(Source data)
══════

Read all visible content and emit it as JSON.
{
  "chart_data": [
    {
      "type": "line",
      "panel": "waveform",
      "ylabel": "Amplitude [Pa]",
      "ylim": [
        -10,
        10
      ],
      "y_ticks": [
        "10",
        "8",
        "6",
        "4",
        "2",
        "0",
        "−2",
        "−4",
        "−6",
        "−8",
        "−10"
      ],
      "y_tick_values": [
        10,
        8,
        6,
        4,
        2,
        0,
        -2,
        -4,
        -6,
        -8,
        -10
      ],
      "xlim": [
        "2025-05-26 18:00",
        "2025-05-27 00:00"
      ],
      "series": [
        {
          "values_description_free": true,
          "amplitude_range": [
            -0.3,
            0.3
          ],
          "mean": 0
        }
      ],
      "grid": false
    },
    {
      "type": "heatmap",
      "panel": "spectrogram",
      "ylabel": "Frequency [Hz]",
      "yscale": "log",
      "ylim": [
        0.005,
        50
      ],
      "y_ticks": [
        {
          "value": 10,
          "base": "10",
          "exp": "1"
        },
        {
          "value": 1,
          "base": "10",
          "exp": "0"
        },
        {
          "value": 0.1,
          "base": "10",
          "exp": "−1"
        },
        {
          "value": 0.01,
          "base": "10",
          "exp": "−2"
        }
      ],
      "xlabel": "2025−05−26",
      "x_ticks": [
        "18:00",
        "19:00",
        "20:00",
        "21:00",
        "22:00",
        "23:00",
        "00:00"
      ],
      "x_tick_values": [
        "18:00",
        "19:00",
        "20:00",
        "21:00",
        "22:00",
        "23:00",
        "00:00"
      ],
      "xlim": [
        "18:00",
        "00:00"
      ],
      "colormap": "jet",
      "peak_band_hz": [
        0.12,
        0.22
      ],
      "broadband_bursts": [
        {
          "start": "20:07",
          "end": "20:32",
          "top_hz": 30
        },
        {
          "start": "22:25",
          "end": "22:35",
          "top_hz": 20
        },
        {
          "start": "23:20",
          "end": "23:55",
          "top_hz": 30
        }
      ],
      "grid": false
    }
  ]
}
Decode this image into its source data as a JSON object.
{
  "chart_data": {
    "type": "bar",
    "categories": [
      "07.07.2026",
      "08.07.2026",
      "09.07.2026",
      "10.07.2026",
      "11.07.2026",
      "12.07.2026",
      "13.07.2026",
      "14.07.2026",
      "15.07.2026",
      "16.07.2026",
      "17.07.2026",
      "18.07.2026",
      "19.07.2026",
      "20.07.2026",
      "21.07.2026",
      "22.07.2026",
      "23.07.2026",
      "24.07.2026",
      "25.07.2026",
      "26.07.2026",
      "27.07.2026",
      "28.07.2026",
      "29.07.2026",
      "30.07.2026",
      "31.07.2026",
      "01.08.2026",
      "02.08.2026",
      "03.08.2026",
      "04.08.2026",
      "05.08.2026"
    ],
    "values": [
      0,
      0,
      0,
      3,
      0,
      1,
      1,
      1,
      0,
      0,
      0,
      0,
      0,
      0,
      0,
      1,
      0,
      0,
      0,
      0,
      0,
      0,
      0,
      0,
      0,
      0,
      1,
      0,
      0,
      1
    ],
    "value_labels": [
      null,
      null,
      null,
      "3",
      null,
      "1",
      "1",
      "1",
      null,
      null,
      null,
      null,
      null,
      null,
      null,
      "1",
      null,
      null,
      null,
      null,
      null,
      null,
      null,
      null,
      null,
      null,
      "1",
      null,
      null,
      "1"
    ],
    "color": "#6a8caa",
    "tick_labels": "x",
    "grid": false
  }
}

══════

- **Work to be completed**
Reproduce the listing in full. Keep it exactly as written.

- **Response to the exercise**
Read all visible content and emit it as JSON.
{
  "chart_data": [
    {
      "type": "line",
      "panel": "waveform",
      "ylabel": "Amplitude [Pa]",
      "ylim": [
        -10,
        10
      ],
      "y_ticks": [
        "10",
        "8",
        "6",
        "4",
        "2",
        "0",
        "−2",
        "−4",
        "−6",
        "−8",
        "−10"
      ],
      "y_tick_values": [
        10,
        8,
        6,
        4,
        2,
        0,
        -2,
        -4,
        -6,
        -8,
        -10
      ],
      "xlim": [
        "2025-05-26 18:00",
        "2025-05-27 00:00"
      ],
      "series": [
        {
          "values_description_free": true,
          "amplitude_range": [
            -0.3,
            0.3
          ],
          "mean": 0
        }
      ],
      "grid": false
    },
    {
      "type": "heatmap",
      "panel": "spectrogram",
      "ylabel": "Frequency [Hz]",
      "yscale": "log",
      "ylim": [
        0.005,
        50
      ],
      "y_ticks": [
        {
          "value": 10,
          "base": "10",
          "exp": "1"
        },
        {
          "value": 1,
          "base": "10",
          "exp": "0"
        },
        {
          "value": 0.1,
          "base": "10",
          "exp": "−1"
        },
        {
          "value": 0.01,
          "base": "10",
          "exp": "−2"
        }
      ],
      "xlabel": "2025−05−26",
      "x_ticks": [
        "18:00",
        "19:00",
        "20:00",
        "21:00",
        "22:00",
        "23:00",
        "00:00"
      ],
      "x_tick_values": [
        "18:00",
        "19:00",
        "20:00",
        "21:00",
        "22:00",
        "23:00",
        "00:00"
      ],
      "xlim": [
        "18:00",
        "00:00"
      ],
      "colormap": "jet",
      "peak_band_hz": [
        0.12,
        0.22
      ],
      "broadband_bursts": [
        {
          "start": "20:07",
          "end": "20:32",
          "top_hz": 30
        },
        {
          "start": "22:25",
          "end": "22:35",
          "top_hz": 20
        },
        {
          "start": "23:20",
          "end": "23:55",
          "top_hz": 30
        }
      ],
      "grid": false
    }
  ]
}
Decode this image into its source data as a JSON object.
{
  "chart_data": {
    "type": "bar",
    "categories": [
      "07.07.2026",
      "08.07.2026",
      "09.07.2026",
      "10.07.2026",
      "11.07.2026",
      "12.07.2026",
      "13.07.2026",
      "14.07.2026",
      "15.07.2026",
      "16.07.2026",
      "17.07.2026",
      "18.07.2026",
      "19.07.2026",
      "20.07.2026",
      "21.07.2026",
      "22.07.2026",
      "23.07.2026",
      "24.07.2026",
      "25.07.2026",
      "26.07.2026",
      "27.07.2026",
      "28.07.2026",
      "29.07.2026",
      "30.07.2026",
      "31.07.2026",
      "01.08.2026",
      "02.08.2026",
      "03.08.2026",
      "04.08.2026",
      "05.08.2026"
    ],
    "values": [
      0,
      0,
      0,
      3,
      0,
      1,
      1,
      1,
      0,
      0,
      0,
      0,
      0,
      0,
      0,
      1,
      0,
      0,
      0,
      0,
      0,
      0,
      0,
      0,
      0,
      0,
      1,
      0,
      0,
      1
    ],
    "value_labels": [
      null,
      null,
      null,
      "3",
      null,
      "1",
      "1",
      "1",
      null,
      null,
      null,
      null,
      null,
      null,
      null,
      "1",
      null,
      null,
      null,
      null,
      null,
      null,
      null,
      null,
      null,
      null,
      "1",
      null,
      null,
      "1"
    ],
    "color": "#6a8caa",
    "tick_labels": "x",
    "grid": false
  }
}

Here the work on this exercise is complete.